Records from a collection of figures:

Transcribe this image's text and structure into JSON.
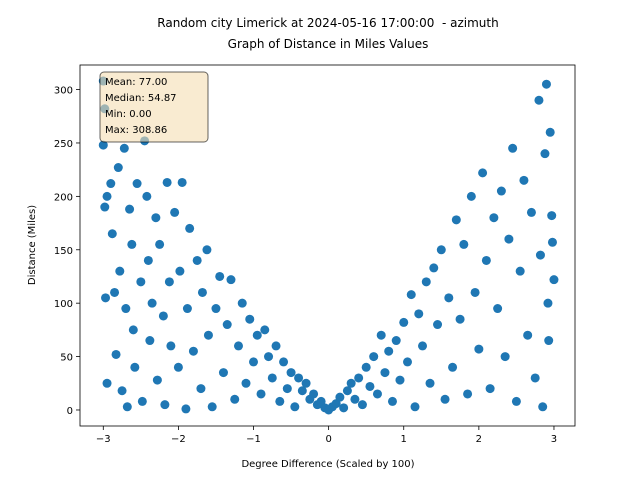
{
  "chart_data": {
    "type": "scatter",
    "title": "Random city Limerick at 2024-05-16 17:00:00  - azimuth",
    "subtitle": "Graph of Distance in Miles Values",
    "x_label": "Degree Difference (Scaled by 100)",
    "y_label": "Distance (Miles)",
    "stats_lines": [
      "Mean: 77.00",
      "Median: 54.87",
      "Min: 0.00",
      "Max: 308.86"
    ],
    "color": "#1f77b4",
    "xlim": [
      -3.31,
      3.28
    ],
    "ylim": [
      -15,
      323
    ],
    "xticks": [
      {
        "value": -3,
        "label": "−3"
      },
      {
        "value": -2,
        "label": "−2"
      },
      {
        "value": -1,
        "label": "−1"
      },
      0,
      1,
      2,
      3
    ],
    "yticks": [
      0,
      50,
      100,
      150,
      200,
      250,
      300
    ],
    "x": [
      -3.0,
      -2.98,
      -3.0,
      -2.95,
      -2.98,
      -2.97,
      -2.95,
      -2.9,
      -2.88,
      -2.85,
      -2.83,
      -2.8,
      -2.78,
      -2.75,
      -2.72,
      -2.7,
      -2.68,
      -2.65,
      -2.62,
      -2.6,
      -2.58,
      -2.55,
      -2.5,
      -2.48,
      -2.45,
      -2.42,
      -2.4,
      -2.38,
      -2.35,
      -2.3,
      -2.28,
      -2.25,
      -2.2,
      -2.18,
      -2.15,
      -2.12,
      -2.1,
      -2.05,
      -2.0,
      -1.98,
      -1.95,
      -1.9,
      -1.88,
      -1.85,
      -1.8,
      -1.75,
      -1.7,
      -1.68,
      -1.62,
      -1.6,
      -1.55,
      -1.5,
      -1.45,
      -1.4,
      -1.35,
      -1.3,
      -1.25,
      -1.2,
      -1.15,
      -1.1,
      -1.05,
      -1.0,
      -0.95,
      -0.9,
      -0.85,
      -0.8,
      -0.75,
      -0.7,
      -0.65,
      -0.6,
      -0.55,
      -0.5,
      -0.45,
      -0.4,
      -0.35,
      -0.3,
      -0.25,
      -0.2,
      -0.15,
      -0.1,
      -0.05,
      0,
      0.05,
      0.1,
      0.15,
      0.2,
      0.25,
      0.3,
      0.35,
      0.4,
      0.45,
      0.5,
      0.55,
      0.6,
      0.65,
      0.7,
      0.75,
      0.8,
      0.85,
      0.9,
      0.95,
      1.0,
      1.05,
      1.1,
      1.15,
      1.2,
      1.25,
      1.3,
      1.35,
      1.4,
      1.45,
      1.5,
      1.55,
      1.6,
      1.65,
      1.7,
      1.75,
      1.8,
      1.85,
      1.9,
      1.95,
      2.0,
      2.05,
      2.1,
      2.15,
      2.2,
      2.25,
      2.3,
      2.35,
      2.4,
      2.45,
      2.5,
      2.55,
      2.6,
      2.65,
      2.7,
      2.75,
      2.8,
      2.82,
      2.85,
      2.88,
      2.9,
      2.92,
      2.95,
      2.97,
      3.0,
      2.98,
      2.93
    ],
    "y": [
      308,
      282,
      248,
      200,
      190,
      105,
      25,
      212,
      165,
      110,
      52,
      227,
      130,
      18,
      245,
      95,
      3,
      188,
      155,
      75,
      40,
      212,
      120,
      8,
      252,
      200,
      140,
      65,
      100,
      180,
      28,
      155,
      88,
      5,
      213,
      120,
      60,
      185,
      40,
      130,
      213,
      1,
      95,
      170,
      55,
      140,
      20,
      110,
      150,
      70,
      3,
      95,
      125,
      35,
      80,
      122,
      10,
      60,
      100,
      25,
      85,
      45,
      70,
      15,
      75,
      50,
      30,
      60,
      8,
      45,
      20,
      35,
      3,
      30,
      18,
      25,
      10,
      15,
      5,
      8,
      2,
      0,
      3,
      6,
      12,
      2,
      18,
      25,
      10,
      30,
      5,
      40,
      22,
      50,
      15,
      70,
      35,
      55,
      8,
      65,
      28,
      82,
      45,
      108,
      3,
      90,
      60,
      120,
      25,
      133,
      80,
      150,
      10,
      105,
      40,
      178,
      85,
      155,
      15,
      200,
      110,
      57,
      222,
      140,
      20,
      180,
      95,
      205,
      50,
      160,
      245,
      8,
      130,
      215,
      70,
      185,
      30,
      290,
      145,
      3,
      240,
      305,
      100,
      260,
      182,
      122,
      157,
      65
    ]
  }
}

---

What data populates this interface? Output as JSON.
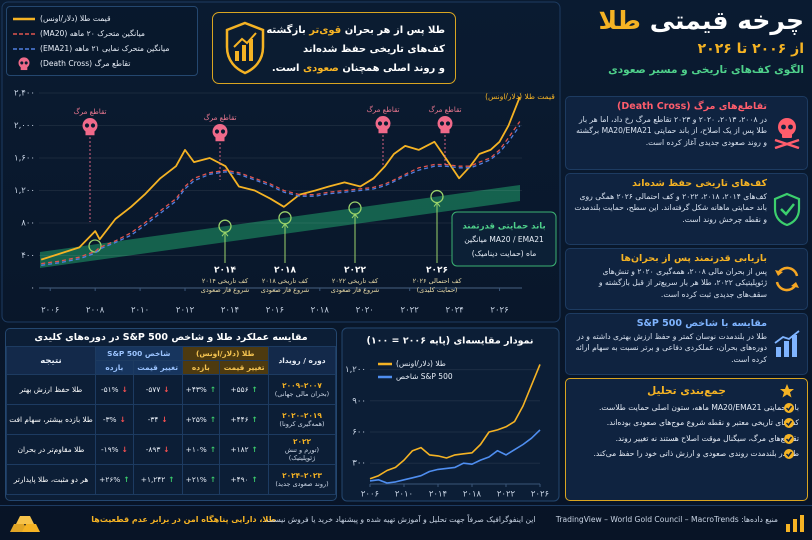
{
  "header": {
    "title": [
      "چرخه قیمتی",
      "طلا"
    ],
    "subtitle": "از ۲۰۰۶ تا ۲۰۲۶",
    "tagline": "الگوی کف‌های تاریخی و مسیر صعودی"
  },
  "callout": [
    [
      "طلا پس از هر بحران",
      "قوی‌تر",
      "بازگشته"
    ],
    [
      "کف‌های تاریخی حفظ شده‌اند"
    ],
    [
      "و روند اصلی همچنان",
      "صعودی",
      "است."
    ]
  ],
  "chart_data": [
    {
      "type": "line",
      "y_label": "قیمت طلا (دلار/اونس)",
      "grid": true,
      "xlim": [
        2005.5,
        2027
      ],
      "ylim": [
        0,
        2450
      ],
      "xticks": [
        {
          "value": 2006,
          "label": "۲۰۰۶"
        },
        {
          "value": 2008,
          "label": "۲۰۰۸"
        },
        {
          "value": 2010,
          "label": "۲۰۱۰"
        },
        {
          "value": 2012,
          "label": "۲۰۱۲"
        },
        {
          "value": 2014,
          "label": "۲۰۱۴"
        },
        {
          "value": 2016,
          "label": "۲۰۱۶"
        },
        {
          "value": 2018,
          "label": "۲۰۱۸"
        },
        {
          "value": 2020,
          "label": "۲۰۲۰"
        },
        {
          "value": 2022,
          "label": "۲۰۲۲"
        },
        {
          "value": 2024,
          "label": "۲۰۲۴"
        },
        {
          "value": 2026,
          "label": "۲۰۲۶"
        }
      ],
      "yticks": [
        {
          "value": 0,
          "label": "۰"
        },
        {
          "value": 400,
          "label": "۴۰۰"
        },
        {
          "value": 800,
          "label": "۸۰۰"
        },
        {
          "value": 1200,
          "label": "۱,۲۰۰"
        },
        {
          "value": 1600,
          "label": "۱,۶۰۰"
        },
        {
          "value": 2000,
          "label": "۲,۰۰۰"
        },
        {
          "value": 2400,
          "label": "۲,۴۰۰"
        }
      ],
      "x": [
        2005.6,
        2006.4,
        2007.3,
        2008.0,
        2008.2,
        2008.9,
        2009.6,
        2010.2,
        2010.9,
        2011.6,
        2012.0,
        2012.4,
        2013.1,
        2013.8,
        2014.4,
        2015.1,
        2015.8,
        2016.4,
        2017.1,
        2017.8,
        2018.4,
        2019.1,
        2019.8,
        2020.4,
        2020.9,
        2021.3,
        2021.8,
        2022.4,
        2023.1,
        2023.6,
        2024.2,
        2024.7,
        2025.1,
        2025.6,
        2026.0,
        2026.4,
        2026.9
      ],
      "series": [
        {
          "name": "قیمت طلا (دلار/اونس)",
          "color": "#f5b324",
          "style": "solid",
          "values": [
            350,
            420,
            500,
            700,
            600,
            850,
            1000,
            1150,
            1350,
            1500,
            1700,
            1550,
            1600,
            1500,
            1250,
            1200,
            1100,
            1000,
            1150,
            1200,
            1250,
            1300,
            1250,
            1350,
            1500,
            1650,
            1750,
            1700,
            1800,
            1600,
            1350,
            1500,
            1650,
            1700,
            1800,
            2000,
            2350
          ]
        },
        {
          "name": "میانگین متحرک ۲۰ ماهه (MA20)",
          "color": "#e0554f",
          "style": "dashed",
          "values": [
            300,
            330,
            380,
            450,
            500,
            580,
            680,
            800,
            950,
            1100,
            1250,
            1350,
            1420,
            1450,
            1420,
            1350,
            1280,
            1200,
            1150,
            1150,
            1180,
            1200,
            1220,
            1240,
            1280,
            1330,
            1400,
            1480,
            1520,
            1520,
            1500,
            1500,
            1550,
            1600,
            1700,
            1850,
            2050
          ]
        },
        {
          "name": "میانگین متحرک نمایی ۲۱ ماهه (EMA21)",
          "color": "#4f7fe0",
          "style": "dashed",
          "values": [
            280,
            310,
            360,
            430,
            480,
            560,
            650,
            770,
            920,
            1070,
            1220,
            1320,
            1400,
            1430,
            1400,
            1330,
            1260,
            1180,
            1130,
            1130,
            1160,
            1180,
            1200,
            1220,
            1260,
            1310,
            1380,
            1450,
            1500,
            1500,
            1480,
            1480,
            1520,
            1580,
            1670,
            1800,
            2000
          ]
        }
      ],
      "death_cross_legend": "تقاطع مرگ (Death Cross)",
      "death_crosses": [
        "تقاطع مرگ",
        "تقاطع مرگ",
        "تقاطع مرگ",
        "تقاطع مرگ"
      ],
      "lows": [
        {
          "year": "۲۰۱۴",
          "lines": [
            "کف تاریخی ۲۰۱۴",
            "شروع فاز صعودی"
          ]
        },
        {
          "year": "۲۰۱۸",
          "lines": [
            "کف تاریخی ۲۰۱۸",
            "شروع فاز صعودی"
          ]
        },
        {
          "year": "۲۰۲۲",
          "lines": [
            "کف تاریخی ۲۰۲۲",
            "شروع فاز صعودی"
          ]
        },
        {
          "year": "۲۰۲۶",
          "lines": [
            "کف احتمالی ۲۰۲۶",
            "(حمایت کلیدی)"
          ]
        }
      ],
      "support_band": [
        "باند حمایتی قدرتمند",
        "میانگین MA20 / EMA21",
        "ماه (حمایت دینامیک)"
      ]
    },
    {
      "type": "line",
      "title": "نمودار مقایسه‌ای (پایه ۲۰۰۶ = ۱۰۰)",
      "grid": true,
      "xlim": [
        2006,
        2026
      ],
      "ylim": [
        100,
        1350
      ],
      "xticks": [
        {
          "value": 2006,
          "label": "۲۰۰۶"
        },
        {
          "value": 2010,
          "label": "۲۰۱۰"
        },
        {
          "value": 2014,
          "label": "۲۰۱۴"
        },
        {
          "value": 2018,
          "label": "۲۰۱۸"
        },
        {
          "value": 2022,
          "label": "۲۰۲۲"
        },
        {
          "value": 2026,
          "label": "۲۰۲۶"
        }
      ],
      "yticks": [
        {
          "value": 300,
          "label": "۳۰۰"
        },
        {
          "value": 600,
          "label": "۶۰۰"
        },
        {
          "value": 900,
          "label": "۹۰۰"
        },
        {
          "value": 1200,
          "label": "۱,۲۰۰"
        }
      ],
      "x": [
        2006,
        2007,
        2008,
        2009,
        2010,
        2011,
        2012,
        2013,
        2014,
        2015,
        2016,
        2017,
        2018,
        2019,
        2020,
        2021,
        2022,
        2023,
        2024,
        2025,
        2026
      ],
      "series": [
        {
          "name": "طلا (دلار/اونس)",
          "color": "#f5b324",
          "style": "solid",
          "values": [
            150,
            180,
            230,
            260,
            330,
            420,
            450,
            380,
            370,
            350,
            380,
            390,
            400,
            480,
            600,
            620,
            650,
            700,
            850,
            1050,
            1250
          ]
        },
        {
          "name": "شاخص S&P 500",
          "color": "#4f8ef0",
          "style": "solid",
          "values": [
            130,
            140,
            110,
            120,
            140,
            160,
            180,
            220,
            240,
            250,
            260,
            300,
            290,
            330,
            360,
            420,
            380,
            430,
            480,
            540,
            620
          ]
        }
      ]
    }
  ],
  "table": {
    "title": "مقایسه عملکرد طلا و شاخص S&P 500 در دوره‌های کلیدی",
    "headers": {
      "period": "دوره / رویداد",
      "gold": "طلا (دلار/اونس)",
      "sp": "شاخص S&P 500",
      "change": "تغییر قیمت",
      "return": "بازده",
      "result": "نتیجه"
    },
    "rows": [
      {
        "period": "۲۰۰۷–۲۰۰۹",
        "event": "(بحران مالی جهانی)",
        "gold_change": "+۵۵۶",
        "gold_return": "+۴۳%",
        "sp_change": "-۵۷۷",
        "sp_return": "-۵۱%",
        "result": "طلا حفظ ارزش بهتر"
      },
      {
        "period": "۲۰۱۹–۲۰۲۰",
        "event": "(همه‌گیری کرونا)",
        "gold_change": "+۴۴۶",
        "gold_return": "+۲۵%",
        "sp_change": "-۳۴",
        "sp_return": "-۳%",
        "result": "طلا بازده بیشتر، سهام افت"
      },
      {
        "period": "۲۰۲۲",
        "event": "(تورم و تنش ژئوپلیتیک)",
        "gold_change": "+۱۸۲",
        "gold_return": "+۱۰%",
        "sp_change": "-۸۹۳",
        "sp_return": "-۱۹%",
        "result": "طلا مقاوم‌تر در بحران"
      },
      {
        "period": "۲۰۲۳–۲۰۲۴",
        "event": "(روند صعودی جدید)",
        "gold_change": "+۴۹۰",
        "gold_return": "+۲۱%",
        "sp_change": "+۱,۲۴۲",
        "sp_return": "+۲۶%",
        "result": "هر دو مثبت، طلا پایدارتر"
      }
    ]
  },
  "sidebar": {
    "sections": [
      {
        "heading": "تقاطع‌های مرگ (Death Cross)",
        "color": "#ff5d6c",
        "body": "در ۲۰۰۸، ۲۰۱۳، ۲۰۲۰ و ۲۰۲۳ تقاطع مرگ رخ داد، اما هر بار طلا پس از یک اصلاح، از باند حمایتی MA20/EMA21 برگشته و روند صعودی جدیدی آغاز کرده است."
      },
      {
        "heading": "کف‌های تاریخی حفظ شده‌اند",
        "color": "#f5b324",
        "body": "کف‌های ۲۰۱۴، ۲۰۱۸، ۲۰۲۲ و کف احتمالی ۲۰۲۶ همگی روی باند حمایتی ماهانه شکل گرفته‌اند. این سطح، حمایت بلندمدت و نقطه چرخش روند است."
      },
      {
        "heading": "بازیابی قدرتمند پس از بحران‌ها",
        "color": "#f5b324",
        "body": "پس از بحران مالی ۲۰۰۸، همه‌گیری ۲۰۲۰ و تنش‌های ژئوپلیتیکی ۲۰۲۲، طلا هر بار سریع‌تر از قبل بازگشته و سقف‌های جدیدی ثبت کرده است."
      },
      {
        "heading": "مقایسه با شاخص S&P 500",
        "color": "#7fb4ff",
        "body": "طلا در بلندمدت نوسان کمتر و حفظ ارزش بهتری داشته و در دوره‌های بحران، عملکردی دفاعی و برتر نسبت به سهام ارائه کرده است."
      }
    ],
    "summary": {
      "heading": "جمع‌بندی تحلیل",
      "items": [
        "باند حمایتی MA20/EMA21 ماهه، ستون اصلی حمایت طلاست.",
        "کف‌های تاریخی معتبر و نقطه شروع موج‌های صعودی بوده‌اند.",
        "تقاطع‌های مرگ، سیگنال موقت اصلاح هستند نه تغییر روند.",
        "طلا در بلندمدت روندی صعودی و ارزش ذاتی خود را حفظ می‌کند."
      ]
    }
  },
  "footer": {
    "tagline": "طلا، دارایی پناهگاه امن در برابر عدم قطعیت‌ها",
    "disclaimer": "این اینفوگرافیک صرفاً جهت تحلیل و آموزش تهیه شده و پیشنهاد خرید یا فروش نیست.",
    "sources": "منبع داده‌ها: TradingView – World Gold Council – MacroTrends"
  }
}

→ Exercise task:
From the listing above, copy out each line where the word "نقطه" appears.

→ Result of the task:
        "body": "کف‌های ۲۰۱۴، ۲۰۱۸، ۲۰۲۲ و کف احتمالی ۲۰۲۶ همگی روی باند حمایتی ماهانه شکل گرفته‌اند. این سطح، حمایت بلندمدت و نقطه چرخش روند است."
        "کف‌های تاریخی معتبر و نقطه شروع موج‌های صعودی بوده‌اند.",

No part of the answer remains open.